Write the material out again in full, word for word. Do not include the pictures.

[Data listing]
_ _ _

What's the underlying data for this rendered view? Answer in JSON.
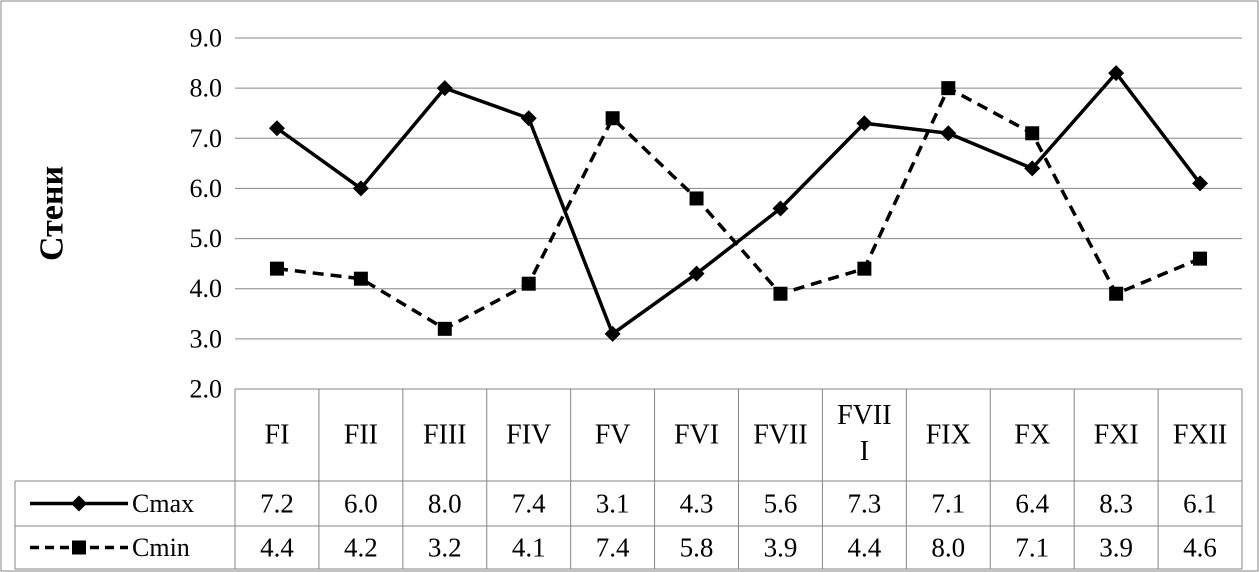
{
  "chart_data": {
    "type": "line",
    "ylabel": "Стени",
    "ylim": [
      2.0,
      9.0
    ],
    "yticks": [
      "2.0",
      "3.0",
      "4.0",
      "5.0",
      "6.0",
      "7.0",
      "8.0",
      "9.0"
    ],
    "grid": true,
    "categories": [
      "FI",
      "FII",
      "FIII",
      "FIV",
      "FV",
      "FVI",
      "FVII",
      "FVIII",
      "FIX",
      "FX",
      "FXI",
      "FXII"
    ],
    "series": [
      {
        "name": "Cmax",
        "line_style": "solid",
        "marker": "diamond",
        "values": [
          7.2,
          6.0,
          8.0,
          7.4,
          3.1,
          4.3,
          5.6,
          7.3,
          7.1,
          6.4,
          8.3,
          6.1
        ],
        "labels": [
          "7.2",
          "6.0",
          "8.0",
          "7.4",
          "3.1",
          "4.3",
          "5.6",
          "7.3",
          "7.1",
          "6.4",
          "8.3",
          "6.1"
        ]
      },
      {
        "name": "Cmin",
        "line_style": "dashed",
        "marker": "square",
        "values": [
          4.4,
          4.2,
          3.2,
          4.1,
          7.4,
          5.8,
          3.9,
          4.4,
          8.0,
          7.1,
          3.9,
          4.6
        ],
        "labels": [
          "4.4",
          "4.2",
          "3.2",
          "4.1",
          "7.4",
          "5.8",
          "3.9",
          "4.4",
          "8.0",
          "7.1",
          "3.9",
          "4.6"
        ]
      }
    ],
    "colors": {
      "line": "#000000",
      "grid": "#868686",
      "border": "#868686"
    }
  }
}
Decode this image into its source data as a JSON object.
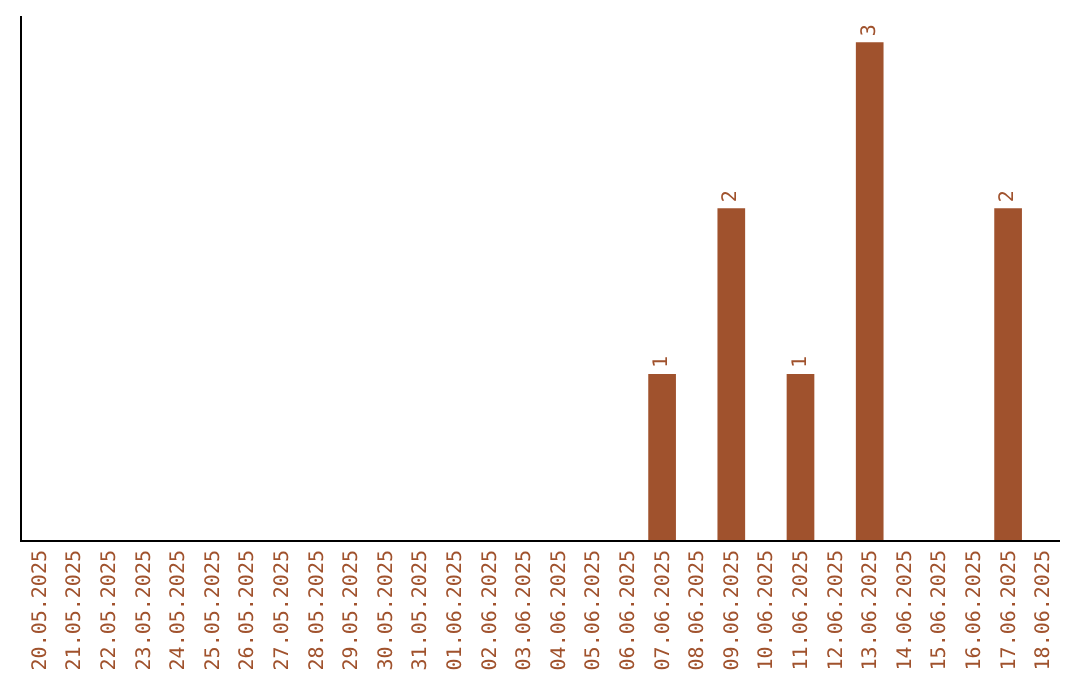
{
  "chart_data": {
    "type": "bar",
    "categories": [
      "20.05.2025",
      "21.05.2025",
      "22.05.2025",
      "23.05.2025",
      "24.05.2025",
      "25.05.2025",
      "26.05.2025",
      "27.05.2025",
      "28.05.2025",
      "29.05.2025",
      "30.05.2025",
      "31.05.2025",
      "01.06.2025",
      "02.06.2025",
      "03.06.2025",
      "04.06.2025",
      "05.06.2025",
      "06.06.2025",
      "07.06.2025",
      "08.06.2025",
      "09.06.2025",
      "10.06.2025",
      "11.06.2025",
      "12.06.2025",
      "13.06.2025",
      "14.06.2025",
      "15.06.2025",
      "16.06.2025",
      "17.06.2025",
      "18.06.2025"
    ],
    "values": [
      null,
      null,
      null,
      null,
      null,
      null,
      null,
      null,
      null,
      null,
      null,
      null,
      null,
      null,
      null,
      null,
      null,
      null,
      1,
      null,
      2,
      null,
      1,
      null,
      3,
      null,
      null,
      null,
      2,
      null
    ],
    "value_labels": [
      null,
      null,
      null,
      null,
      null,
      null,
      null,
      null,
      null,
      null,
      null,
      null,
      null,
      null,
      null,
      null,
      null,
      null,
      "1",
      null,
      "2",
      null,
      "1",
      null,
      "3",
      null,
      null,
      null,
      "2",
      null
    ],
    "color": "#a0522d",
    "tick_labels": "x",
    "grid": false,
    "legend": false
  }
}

_ _ _

### Output for this exercise
What's the underlying data for this rendered view? Answer in JSON.
{
  "chart_data": {
    "type": "line",
    "ylabel": "Стени",
    "ylim": [
      2.0,
      9.0
    ],
    "yticks": [
      "2.0",
      "3.0",
      "4.0",
      "5.0",
      "6.0",
      "7.0",
      "8.0",
      "9.0"
    ],
    "grid": true,
    "categories": [
      "FI",
      "FII",
      "FIII",
      "FIV",
      "FV",
      "FVI",
      "FVII",
      "FVIII",
      "FIX",
      "FX",
      "FXI",
      "FXII"
    ],
    "series": [
      {
        "name": "Cmax",
        "line_style": "solid",
        "marker": "diamond",
        "values": [
          7.2,
          6.0,
          8.0,
          7.4,
          3.1,
          4.3,
          5.6,
          7.3,
          7.1,
          6.4,
          8.3,
          6.1
        ],
        "labels": [
          "7.2",
          "6.0",
          "8.0",
          "7.4",
          "3.1",
          "4.3",
          "5.6",
          "7.3",
          "7.1",
          "6.4",
          "8.3",
          "6.1"
        ]
      },
      {
        "name": "Cmin",
        "line_style": "dashed",
        "marker": "square",
        "values": [
          4.4,
          4.2,
          3.2,
          4.1,
          7.4,
          5.8,
          3.9,
          4.4,
          8.0,
          7.1,
          3.9,
          4.6
        ],
        "labels": [
          "4.4",
          "4.2",
          "3.2",
          "4.1",
          "7.4",
          "5.8",
          "3.9",
          "4.4",
          "8.0",
          "7.1",
          "3.9",
          "4.6"
        ]
      }
    ],
    "colors": {
      "line": "#000000",
      "grid": "#868686",
      "border": "#868686"
    }
  }
}
Decode this image into its source data as a JSON object.
{
  "chart_data": {
    "type": "bar",
    "categories": [
      "20.05.2025",
      "21.05.2025",
      "22.05.2025",
      "23.05.2025",
      "24.05.2025",
      "25.05.2025",
      "26.05.2025",
      "27.05.2025",
      "28.05.2025",
      "29.05.2025",
      "30.05.2025",
      "31.05.2025",
      "01.06.2025",
      "02.06.2025",
      "03.06.2025",
      "04.06.2025",
      "05.06.2025",
      "06.06.2025",
      "07.06.2025",
      "08.06.2025",
      "09.06.2025",
      "10.06.2025",
      "11.06.2025",
      "12.06.2025",
      "13.06.2025",
      "14.06.2025",
      "15.06.2025",
      "16.06.2025",
      "17.06.2025",
      "18.06.2025"
    ],
    "values": [
      null,
      null,
      null,
      null,
      null,
      null,
      null,
      null,
      null,
      null,
      null,
      null,
      null,
      null,
      null,
      null,
      null,
      null,
      1,
      null,
      2,
      null,
      1,
      null,
      3,
      null,
      null,
      null,
      2,
      null
    ],
    "value_labels": [
      null,
      null,
      null,
      null,
      null,
      null,
      null,
      null,
      null,
      null,
      null,
      null,
      null,
      null,
      null,
      null,
      null,
      null,
      "1",
      null,
      "2",
      null,
      "1",
      null,
      "3",
      null,
      null,
      null,
      "2",
      null
    ],
    "color": "#a0522d",
    "tick_labels": "x",
    "grid": false,
    "legend": false
  }
}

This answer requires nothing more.